EXERCISE: Which lines include the word "bitten"? Copy each of them.
------ DATA ROWS
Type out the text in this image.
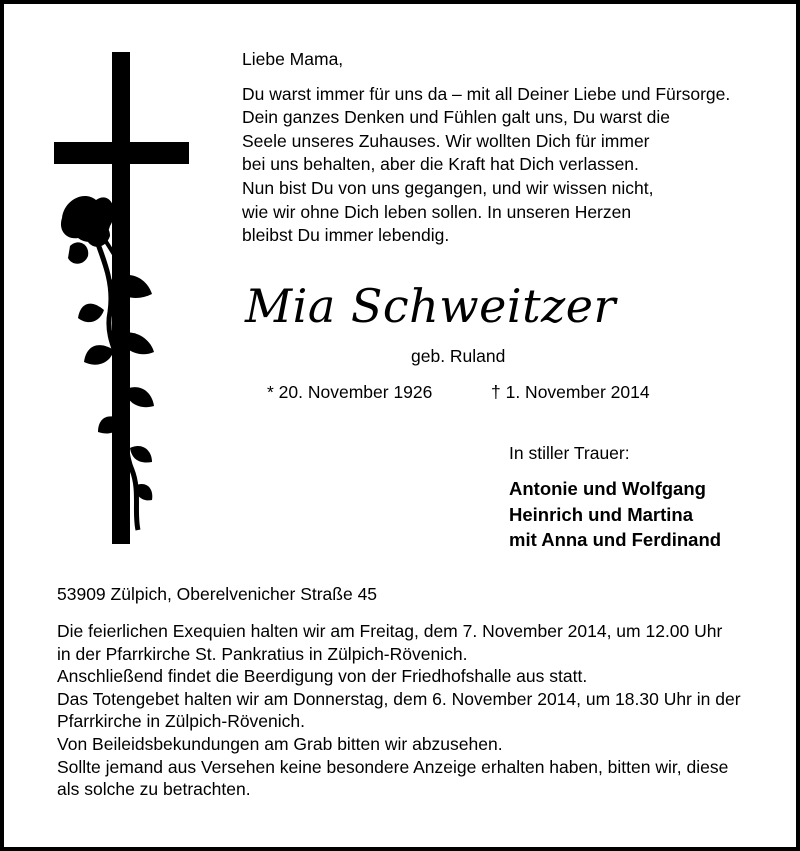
Liebe Mama,
Du warst immer für uns da – mit all Deiner Liebe und Fürsorge.
Dein ganzes Denken und Fühlen galt uns, Du warst die
Seele unseres Zuhauses. Wir wollten Dich für immer
bei uns behalten, aber die Kraft hat Dich verlassen.
Nun bist Du von uns gegangen, und wir wissen nicht,
wie wir ohne Dich leben sollen. In unseren Herzen
bleibst Du immer lebendig.
Mia Schweitzer
geb. Ruland
* 20. November 1926	† 1. November 2014
In stiller Trauer:
Antonie und Wolfgang
Heinrich und Martina
mit Anna und Ferdinand
53909 Zülpich, Oberelvenicher Straße 45
Die feierlichen Exequien halten wir am Freitag, dem 7. November 2014, um 12.00 Uhr
in der Pfarrkirche St. Pankratius in Zülpich-Rövenich.
Anschließend findet die Beerdigung von der Friedhofshalle aus statt.
Das Totengebet halten wir am Donnerstag, dem 6. November 2014, um 18.30 Uhr in der
Pfarrkirche in Zülpich-Rövenich.
Von Beileidsbekundungen am Grab bitten wir abzusehen.
Sollte jemand aus Versehen keine besondere Anzeige erhalten haben, bitten wir, diese
als solche zu betrachten.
------------
FINAL RESULT:
Von Beileidsbekundungen am Grab bitten wir abzusehen.
Sollte jemand aus Versehen keine besondere Anzeige erhalten haben, bitten wir, diese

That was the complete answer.